--- TO DO ---
Report only the number of lines in the records that contain the word "Bradycardias".

--- RECORDS FOR THE TASK ---
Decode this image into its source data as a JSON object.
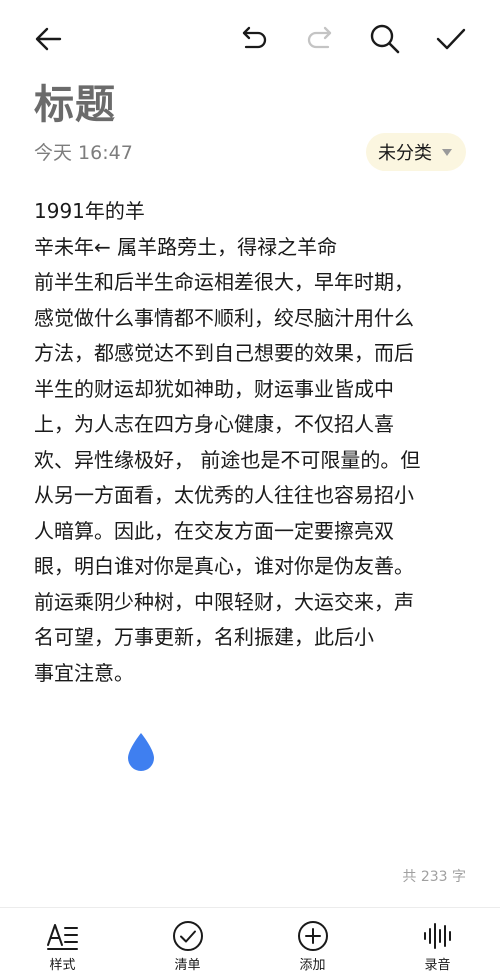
{
  "toolbar": {
    "back_icon": "arrow-left-icon",
    "undo_icon": "undo-icon",
    "redo_icon": "redo-icon",
    "search_icon": "search-icon",
    "confirm_icon": "check-icon"
  },
  "note": {
    "title": "标题",
    "timestamp": "今天 16:47",
    "category": "未分类",
    "lines": [
      "1991年的羊",
      "辛未年← 属羊路旁土，得禄之羊命",
      "前半生和后半生命运相差很大，早年时期，",
      "感觉做什么事情都不顺利，绞尽脑汁用什么",
      "方法，都感觉达不到自己想要的效果，而后",
      "半生的财运却犹如神助，财运事业皆成中",
      "上，为人志在四方身心健康，不仅招人喜",
      "欢、异性缘极好， 前途也是不可限量的。但",
      "从另一方面看，太优秀的人往往也容易招小",
      "人暗算。因此，在交友方面一定要擦亮双",
      "眼，明白谁对你是真心，谁对你是伪友善。",
      "前运乘阴少种树，中限轻财，大运交来，声",
      "名可望，万事更新，名利振建，此后小",
      "事宜注意。"
    ],
    "word_count": "共 233 字"
  },
  "bottom_bar": {
    "items": [
      {
        "label": "样式",
        "icon": "text-style-icon"
      },
      {
        "label": "清单",
        "icon": "checklist-icon"
      },
      {
        "label": "添加",
        "icon": "add-circle-icon"
      },
      {
        "label": "录音",
        "icon": "audio-wave-icon"
      }
    ]
  },
  "colors": {
    "cursor_handle": "#3f7ff0",
    "category_chip_bg": "#fbf6e0",
    "title": "#6b6b6b",
    "disabled_icon": "#c4c4c4"
  }
}
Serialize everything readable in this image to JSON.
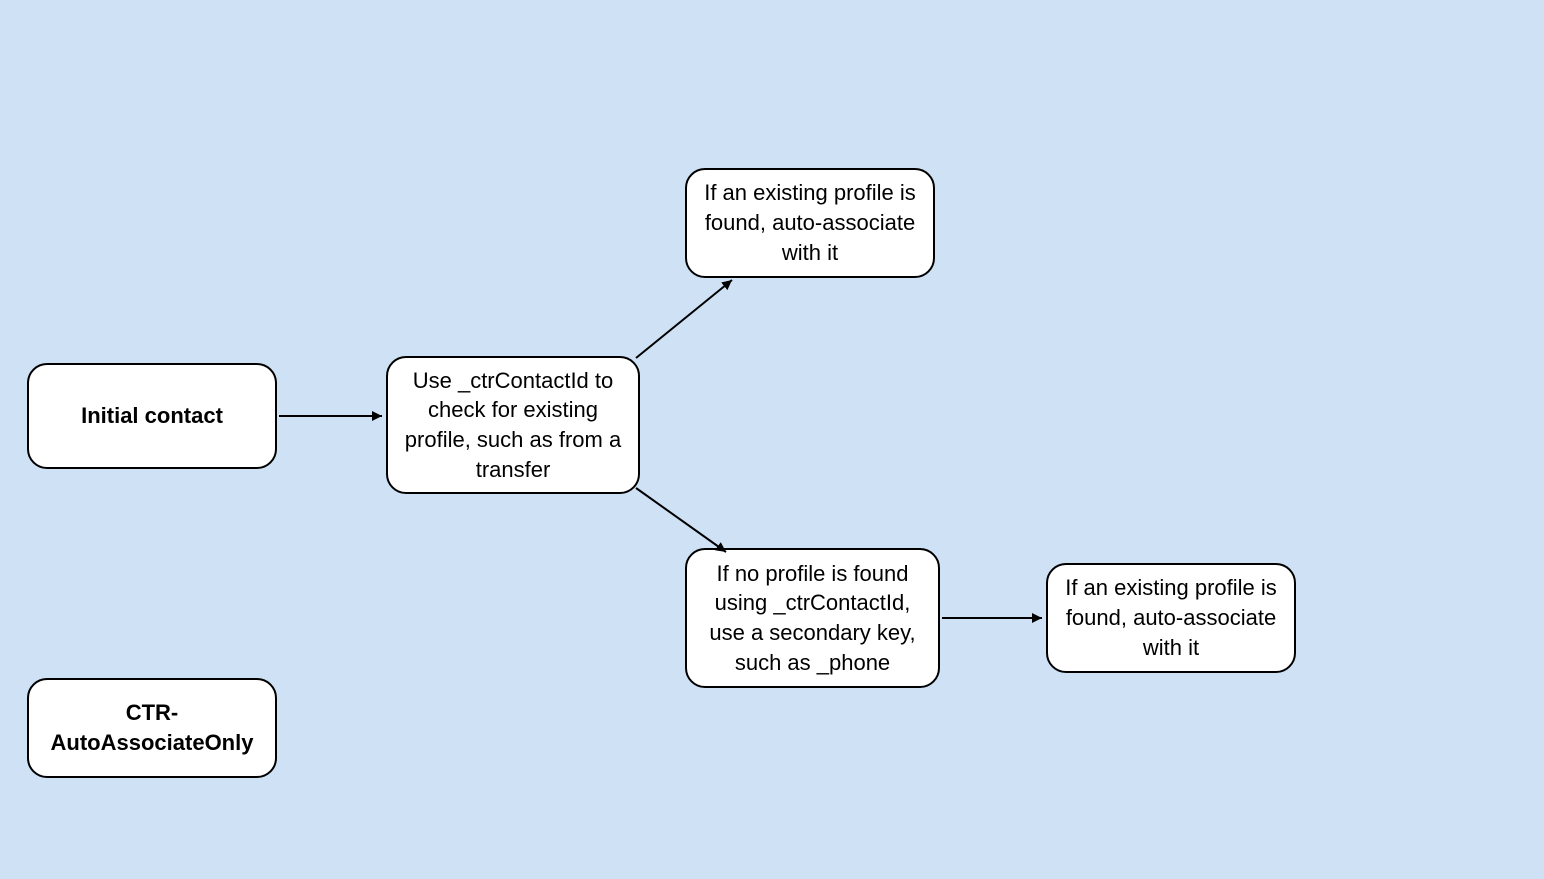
{
  "nodes": {
    "initial_contact": "Initial contact",
    "check_profile": "Use _ctrContactId to check for existing profile, such as from a transfer",
    "found_top": "If an existing profile is found, auto-associate with it",
    "no_profile": "If no profile is found using _ctrContactId, use a secondary key, such as _phone",
    "found_right": "If an existing profile is found, auto-associate with it",
    "ctr_label": "CTR-AutoAssociateOnly"
  }
}
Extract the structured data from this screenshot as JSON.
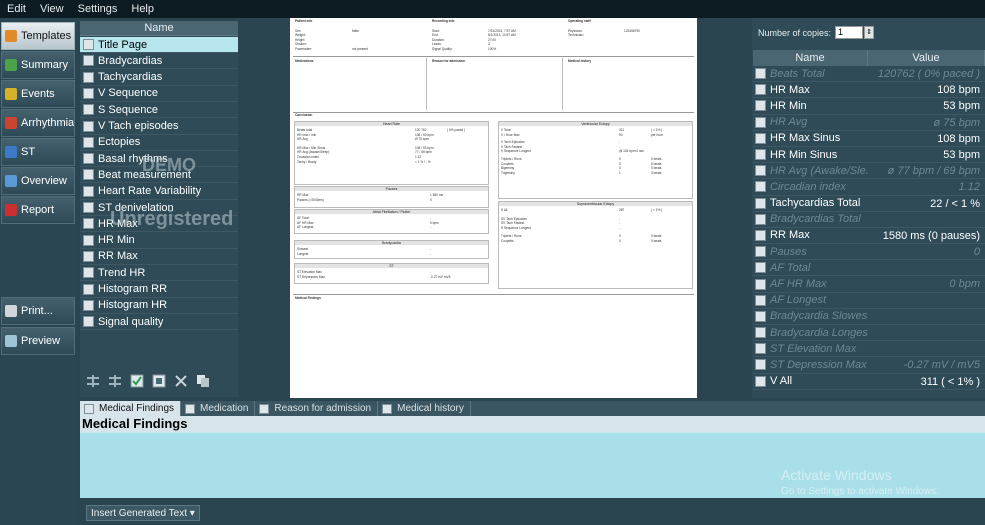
{
  "menu": [
    "Edit",
    "View",
    "Settings",
    "Help"
  ],
  "nav": [
    {
      "label": "Templates",
      "icon": "pencil-icon",
      "active": true
    },
    {
      "label": "Summary",
      "icon": "summary-icon",
      "active": false
    },
    {
      "label": "Events",
      "icon": "events-icon",
      "active": false
    },
    {
      "label": "Arrhythmias",
      "icon": "arrhythmias-icon",
      "active": false
    },
    {
      "label": "ST",
      "icon": "st-icon",
      "active": false
    },
    {
      "label": "Overview",
      "icon": "overview-icon",
      "active": false
    },
    {
      "label": "Report",
      "icon": "report-icon",
      "active": false
    },
    {
      "label": "Print...",
      "icon": "printer-icon",
      "active": false
    },
    {
      "label": "Preview",
      "icon": "preview-icon",
      "active": false
    }
  ],
  "list": {
    "header": "Name",
    "items": [
      "Title Page",
      "Bradycardias",
      "Tachycardias",
      "V Sequence",
      "S Sequence",
      "V Tach episodes",
      "Ectopies",
      "Basal rhythms",
      "Beat measurement",
      "Heart Rate Variability",
      "ST denivelation",
      "HR Max",
      "HR Min",
      "RR Max",
      "Trend HR",
      "Histogram RR",
      "Histogram HR",
      "Signal quality"
    ],
    "selected": 0,
    "watermark_demo": "DEMO",
    "watermark_unreg": "Unregistered"
  },
  "document": {
    "patient_info": "Patient info",
    "recording_info": "Recording info",
    "operating_staff": "Operating staff",
    "patient_labels": [
      "Sex:",
      "Weight:",
      "Height:",
      "Smoker:",
      "Pacemaker:"
    ],
    "patient_values": [
      "Male",
      "",
      "",
      "",
      "not present"
    ],
    "recording_labels": [
      "Start:",
      "End:",
      "Duration:",
      "Leads:",
      "Signal Quality:"
    ],
    "recording_values": [
      "7/31/2013, 7:57 AM",
      "8/1/2013, 10:57 AM",
      "27:00",
      "3",
      "100%"
    ],
    "staff_labels": [
      "Physician:",
      "Technician:"
    ],
    "staff_values": [
      "123456790",
      ""
    ],
    "medications": "Medications",
    "reason_for_admission": "Reason for admission",
    "medical_history": "Medical history",
    "conclusion": "Conclusion",
    "heart_rate": "Heart Rate",
    "hr_rows": [
      [
        "Beats total",
        "120 762",
        "( 0% paced )"
      ],
      [
        "HR max / min",
        "108 / 53 bpm",
        ""
      ],
      [
        "HR Avg",
        "Ø 75 bpm",
        ""
      ],
      [
        "HR Max / Min Sinus",
        "108 / 53 bpm",
        ""
      ],
      [
        "HR Avg (Awake/Sleep)",
        "77 / 69 bpm",
        ""
      ],
      [
        "Circadian index",
        "1.12",
        ""
      ],
      [
        "Tachy / Brady",
        "< 1 % / - %",
        ""
      ]
    ],
    "pauses": "Pauses",
    "pause_rows": [
      [
        "RR Max",
        "1 580 ms"
      ],
      [
        "Pauses (>2000ms)",
        "0"
      ]
    ],
    "af": "Atrial Fibrillation / Flutter",
    "af_rows": [
      [
        "AF Total",
        "-"
      ],
      [
        "AF HR Max",
        "0 bpm"
      ],
      [
        "AF Longest",
        "-"
      ]
    ],
    "bradycardia": "Bradycardia",
    "brady_rows": [
      [
        "Slowest",
        "-"
      ],
      [
        "Longest",
        "-"
      ]
    ],
    "st": "ST",
    "st_rows": [
      [
        "ST Elevation Max",
        "-"
      ],
      [
        "ST Depression Max",
        "-0.27 mV   mV5"
      ]
    ],
    "ventricular": "Ventricular Ectopy",
    "v_rows": [
      [
        "V Total",
        "311",
        "( < 1% )"
      ],
      [
        "V / Hour Max",
        "90",
        "per hour"
      ],
      [
        "V Tach Episodes",
        "-",
        ""
      ],
      [
        "V Tach Fastest",
        "-",
        ""
      ],
      [
        "V Sequence Longest",
        "@ 104 bpm   0 sec",
        ""
      ],
      [
        "Triplets / Runs",
        "0",
        "0 beats"
      ],
      [
        "Couplets",
        "3",
        "6 beats"
      ],
      [
        "Bigeminy",
        "0",
        "0 beats"
      ],
      [
        "Trigeminy",
        "1",
        "3 beats"
      ]
    ],
    "supraventricular": "Supraventricular Ectopy",
    "s_rows": [
      [
        "S All",
        "287",
        "( < 1% )"
      ],
      [
        "SV Tach Episodes",
        "-",
        ""
      ],
      [
        "SV Tach Fastest",
        "-",
        ""
      ],
      [
        "S Sequence Longest",
        "-",
        ""
      ],
      [
        "Triplets / Runs",
        "0",
        "0 beats"
      ],
      [
        "Couplets",
        "0",
        "0 beats"
      ]
    ],
    "medical_findings": "Medical Findings"
  },
  "right": {
    "copies_label": "Number of copies:",
    "copies_value": "1",
    "col_name": "Name",
    "col_value": "Value",
    "rows": [
      {
        "name": "Beats Total",
        "value": "120762 ( 0% paced )",
        "dim": true
      },
      {
        "name": "HR Max",
        "value": "108 bpm",
        "dim": false
      },
      {
        "name": "HR Min",
        "value": "53 bpm",
        "dim": false
      },
      {
        "name": "HR Avg",
        "value": "ø 75 bpm",
        "dim": true
      },
      {
        "name": "HR Max Sinus",
        "value": "108 bpm",
        "dim": false
      },
      {
        "name": "HR Min Sinus",
        "value": "53 bpm",
        "dim": false
      },
      {
        "name": "HR Avg (Awake/Sle...",
        "value": "ø 77 bpm / 69 bpm",
        "dim": true
      },
      {
        "name": "Circadian index",
        "value": "1.12",
        "dim": true
      },
      {
        "name": "Tachycardias Total",
        "value": "22 / < 1 %",
        "dim": false
      },
      {
        "name": "Bradycardias Total",
        "value": "",
        "dim": true
      },
      {
        "name": "RR Max",
        "value": "1580 ms (0 pauses)",
        "dim": false
      },
      {
        "name": "Pauses",
        "value": "0",
        "dim": true
      },
      {
        "name": "AF Total",
        "value": "",
        "dim": true
      },
      {
        "name": "AF HR Max",
        "value": "0 bpm",
        "dim": true
      },
      {
        "name": "AF Longest",
        "value": "",
        "dim": true
      },
      {
        "name": "Bradycardia Slowest",
        "value": "",
        "dim": true
      },
      {
        "name": "Bradycardia Longest",
        "value": "",
        "dim": true
      },
      {
        "name": "ST Elevation Max",
        "value": "",
        "dim": true
      },
      {
        "name": "ST Depression Max",
        "value": "-0.27 mV / mV5",
        "dim": true
      },
      {
        "name": "V All",
        "value": "311 ( < 1% )",
        "dim": false
      }
    ]
  },
  "bottom": {
    "tabs": [
      "Medical Findings",
      "Medication",
      "Reason for admission",
      "Medical history"
    ],
    "active_tab": 0,
    "title": "Medical Findings",
    "activate_title": "Activate Windows",
    "activate_sub": "Go to Settings to activate Windows.",
    "insert_button": "Insert Generated Text ▾"
  }
}
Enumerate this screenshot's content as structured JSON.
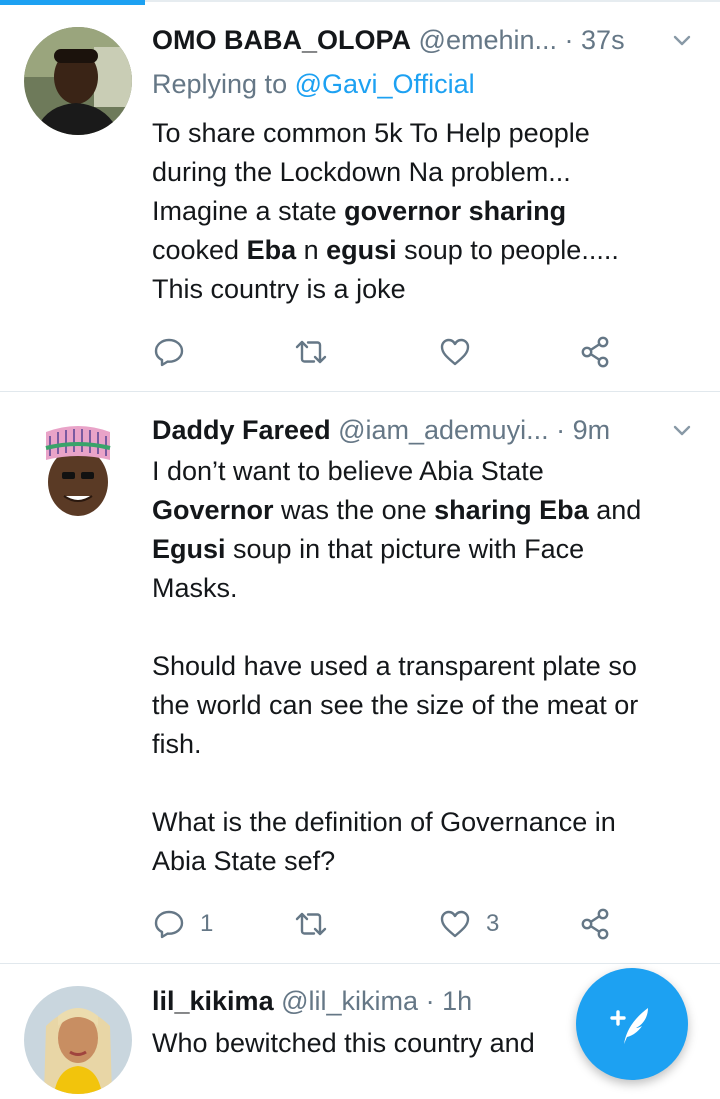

--- SOLUTION TO THIS PROBLEM ---
2